==== TASK MATERIAL

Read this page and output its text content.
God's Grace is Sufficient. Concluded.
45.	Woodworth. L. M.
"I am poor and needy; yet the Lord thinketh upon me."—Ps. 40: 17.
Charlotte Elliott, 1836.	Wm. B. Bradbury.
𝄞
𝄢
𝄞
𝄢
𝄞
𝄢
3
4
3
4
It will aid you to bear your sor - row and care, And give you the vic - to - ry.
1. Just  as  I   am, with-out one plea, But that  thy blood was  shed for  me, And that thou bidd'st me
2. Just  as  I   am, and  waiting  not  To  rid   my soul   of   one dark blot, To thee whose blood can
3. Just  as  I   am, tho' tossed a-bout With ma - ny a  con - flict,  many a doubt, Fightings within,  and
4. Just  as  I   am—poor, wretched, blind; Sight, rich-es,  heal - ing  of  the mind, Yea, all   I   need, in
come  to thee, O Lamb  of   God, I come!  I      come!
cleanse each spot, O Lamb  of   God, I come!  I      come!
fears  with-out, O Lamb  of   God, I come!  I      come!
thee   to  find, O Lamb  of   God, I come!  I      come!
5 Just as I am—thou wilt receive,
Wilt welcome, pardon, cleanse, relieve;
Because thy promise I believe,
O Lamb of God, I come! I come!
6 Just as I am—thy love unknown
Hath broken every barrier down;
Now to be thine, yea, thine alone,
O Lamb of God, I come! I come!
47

========

## TASK INSTRUCTIONS
Please set down all the data word for word.

## WRITTEN RESPONSE
Read this page and output its text content.
God's Grace is Sufficient. Concluded.
45.	Woodworth. L. M.
"I am poor and needy; yet the Lord thinketh upon me."—Ps. 40: 17.
Charlotte Elliott, 1836.	Wm. B. Bradbury.
𝄞
𝄢
𝄞
𝄢
𝄞
𝄢
3
4
3
4
It will aid you to bear your sor - row and care, And give you the vic - to - ry.
1. Just  as  I   am, with-out one plea, But that  thy blood was  shed for  me, And that thou bidd'st me
2. Just  as  I   am, and  waiting  not  To  rid   my soul   of   one dark blot, To thee whose blood can
3. Just  as  I   am, tho' tossed a-bout With ma - ny a  con - flict,  many a doubt, Fightings within,  and
4. Just  as  I   am—poor, wretched, blind; Sight, rich-es,  heal - ing  of  the mind, Yea, all   I   need, in
come  to thee, O Lamb  of   God, I come!  I      come!
cleanse each spot, O Lamb  of   God, I come!  I      come!
fears  with-out, O Lamb  of   God, I come!  I      come!
thee   to  find, O Lamb  of   God, I come!  I      come!
5 Just as I am—thou wilt receive,
Wilt welcome, pardon, cleanse, relieve;
Because thy promise I believe,
O Lamb of God, I come! I come!
6 Just as I am—thy love unknown
Hath broken every barrier down;
Now to be thine, yea, thine alone,
O Lamb of God, I come! I come!
47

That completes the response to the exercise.